*DIRECTIONS FOR THIS TASK:*
Wherever a line holds the word "TERÇAS", copy that line out.

*DATA LINES:*
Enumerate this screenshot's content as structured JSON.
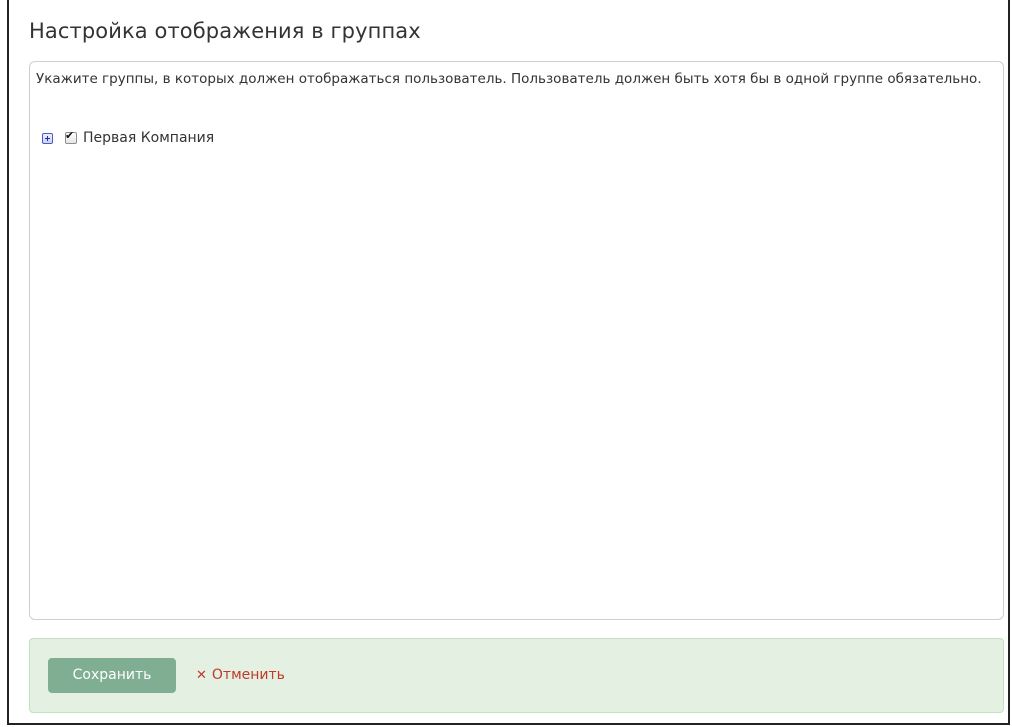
{
  "dialog": {
    "title": "Настройка отображения в группах",
    "instructions": "Укажите группы, в которых должен отображаться пользователь. Пользователь должен быть хотя бы в одной группе обязательно."
  },
  "tree": {
    "items": [
      {
        "label": "Первая Компания",
        "checked": true,
        "expanded": false
      }
    ]
  },
  "footer": {
    "save_label": "Сохранить",
    "cancel_label": "Отменить"
  },
  "colors": {
    "save_button": "#7fae93",
    "footer_background": "#e4f0e1",
    "cancel_text": "#c0392b"
  },
  "icons": {
    "expand": "plus-box-icon",
    "checkbox": "checkmark",
    "cancel": "close-x-icon"
  }
}
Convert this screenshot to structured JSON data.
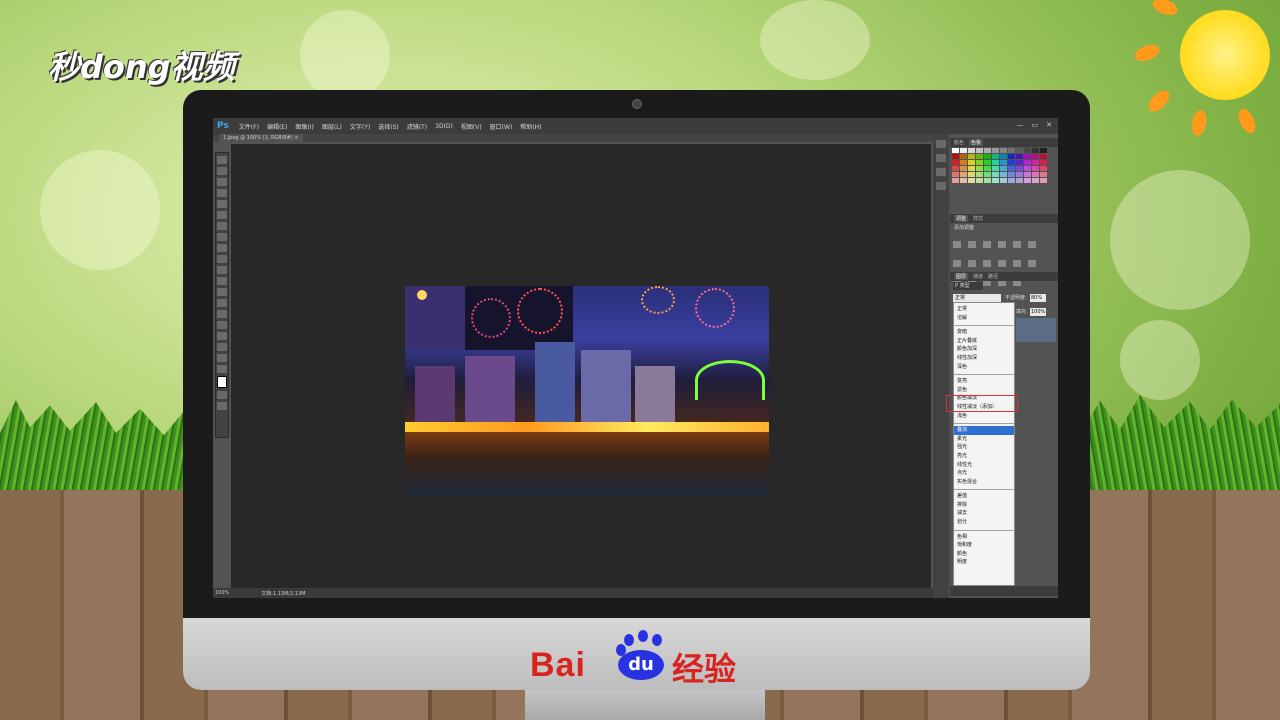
{
  "watermark": {
    "logo_text": "秒dong视频"
  },
  "brand": {
    "bai": "Bai",
    "du": "du",
    "jingyan": "经验"
  },
  "photoshop": {
    "app_logo": "Ps",
    "menu": [
      "文件(F)",
      "编辑(E)",
      "图像(I)",
      "图层(L)",
      "文字(Y)",
      "选择(S)",
      "滤镜(T)",
      "3D(D)",
      "视图(V)",
      "窗口(W)",
      "帮助(H)"
    ],
    "window_controls": [
      "—",
      "▭",
      "✕"
    ],
    "document_tab": "1.jpeg @ 100% (1, RGB/8#) ×",
    "status": {
      "zoom": "100%",
      "doc_size": "文档:1.13M/2.13M"
    },
    "panels": {
      "swatches_tabs": [
        "颜色",
        "色板"
      ],
      "adjustments_tabs": [
        "调整",
        "样式"
      ],
      "adjustments_label": "添加调整",
      "layers_tabs": [
        "图层",
        "通道",
        "路径"
      ],
      "layer_kind": "P 类型",
      "blend_mode_current": "正常",
      "opacity_label": "不透明度:",
      "opacity_value": "80%",
      "fill_label": "填充:",
      "fill_value": "100%"
    },
    "blend_modes": [
      [
        "正常",
        "溶解"
      ],
      [
        "变暗",
        "正片叠底",
        "颜色加深",
        "线性加深",
        "深色"
      ],
      [
        "变亮",
        "滤色",
        "颜色减淡",
        "线性减淡（添加）",
        "浅色"
      ],
      [
        "叠加",
        "柔光",
        "强光",
        "亮光",
        "线性光",
        "点光",
        "实色混合"
      ],
      [
        "差值",
        "排除",
        "减去",
        "划分"
      ],
      [
        "色相",
        "饱和度",
        "颜色",
        "明度"
      ]
    ],
    "blend_selected": "叠加"
  }
}
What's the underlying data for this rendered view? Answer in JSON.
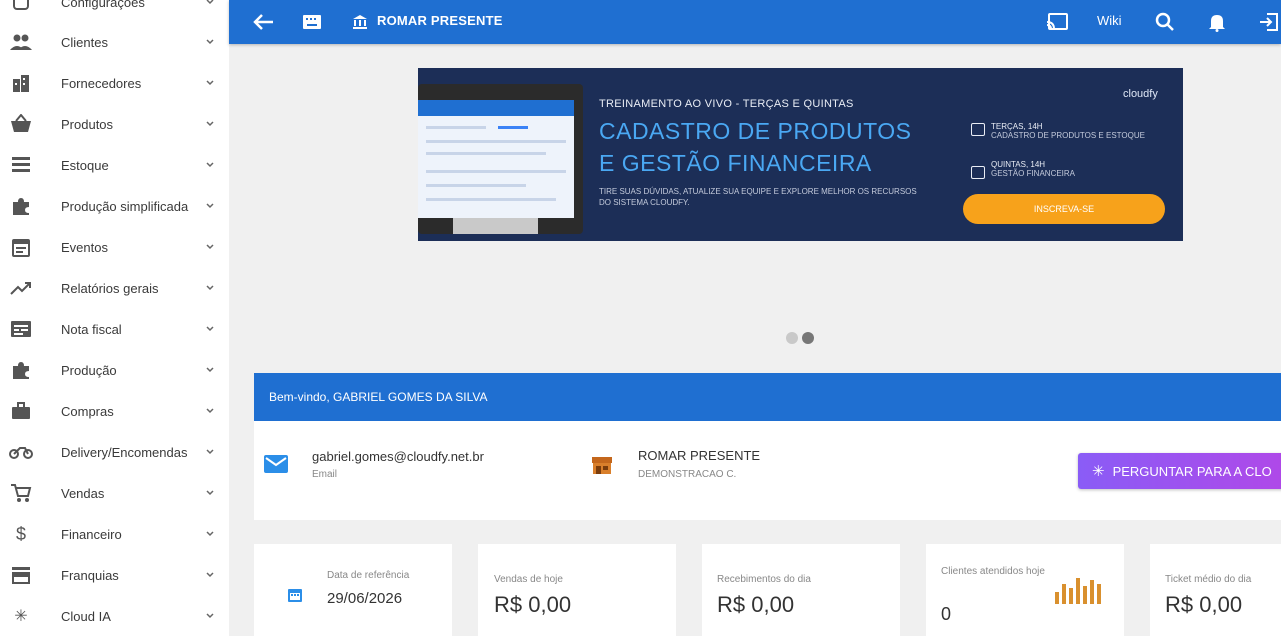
{
  "sidebar": {
    "items": [
      {
        "label": "Configurações",
        "icon": "gear-icon"
      },
      {
        "label": "Clientes",
        "icon": "people-icon"
      },
      {
        "label": "Fornecedores",
        "icon": "building-icon"
      },
      {
        "label": "Produtos",
        "icon": "basket-icon"
      },
      {
        "label": "Estoque",
        "icon": "list-icon"
      },
      {
        "label": "Produção simplificada",
        "icon": "puzzle-icon"
      },
      {
        "label": "Eventos",
        "icon": "calendar-icon"
      },
      {
        "label": "Relatórios gerais",
        "icon": "trending-icon"
      },
      {
        "label": "Nota fiscal",
        "icon": "receipt-icon"
      },
      {
        "label": "Produção",
        "icon": "puzzle-icon"
      },
      {
        "label": "Compras",
        "icon": "briefcase-icon"
      },
      {
        "label": "Delivery/Encomendas",
        "icon": "bike-icon"
      },
      {
        "label": "Vendas",
        "icon": "cart-icon"
      },
      {
        "label": "Financeiro",
        "icon": "dollar-icon"
      },
      {
        "label": "Franquias",
        "icon": "store-icon"
      },
      {
        "label": "Cloud IA",
        "icon": "sparkle-icon"
      }
    ]
  },
  "topbar": {
    "store_name": "ROMAR PRESENTE",
    "wiki_label": "Wiki"
  },
  "banner": {
    "small_title": "TREINAMENTO AO VIVO - TERÇAS E QUINTAS",
    "big_line1": "CADASTRO DE PRODUTOS",
    "big_line2": "E GESTÃO FINANCEIRA",
    "description": "TIRE SUAS DÚVIDAS, ATUALIZE SUA EQUIPE E EXPLORE MELHOR OS RECURSOS DO SISTEMA CLOUDFY.",
    "logo": "cloudfy",
    "schedule1_day": "TERÇAS, 14H",
    "schedule1_topic": "CADASTRO DE PRODUTOS E ESTOQUE",
    "schedule2_day": "QUINTAS, 14H",
    "schedule2_topic": "GESTÃO FINANCEIRA",
    "cta": "INSCREVA-SE"
  },
  "welcome": {
    "greeting": "Bem-vindo, GABRIEL GOMES DA SILVA",
    "email": "gabriel.gomes@cloudfy.net.br",
    "email_label": "Email",
    "store": "ROMAR PRESENTE",
    "store_sub": "DEMONSTRACAO C.",
    "ask_button": "PERGUNTAR PARA A CLO"
  },
  "stats": [
    {
      "label": "Data de referência",
      "value": "29/06/2026"
    },
    {
      "label": "Vendas de hoje",
      "value": "R$ 0,00"
    },
    {
      "label": "Recebimentos do dia",
      "value": "R$ 0,00"
    },
    {
      "label": "Clientes atendidos hoje",
      "value": "0"
    },
    {
      "label": "Ticket médio do dia",
      "value": "R$ 0,00"
    }
  ],
  "colors": {
    "primary": "#1f6fd1",
    "banner_bg": "#1c2e57",
    "banner_accent": "#4aa8f3",
    "cta": "#f7a21b",
    "ask_gradient_start": "#8a5cf6",
    "ask_gradient_end": "#b048e8"
  }
}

*WRITTEN ANSWER:*
    "small_title": "TREINAMENTO AO VIVO - TERÇAS E QUINTAS",
    "schedule1_day": "TERÇAS, 14H",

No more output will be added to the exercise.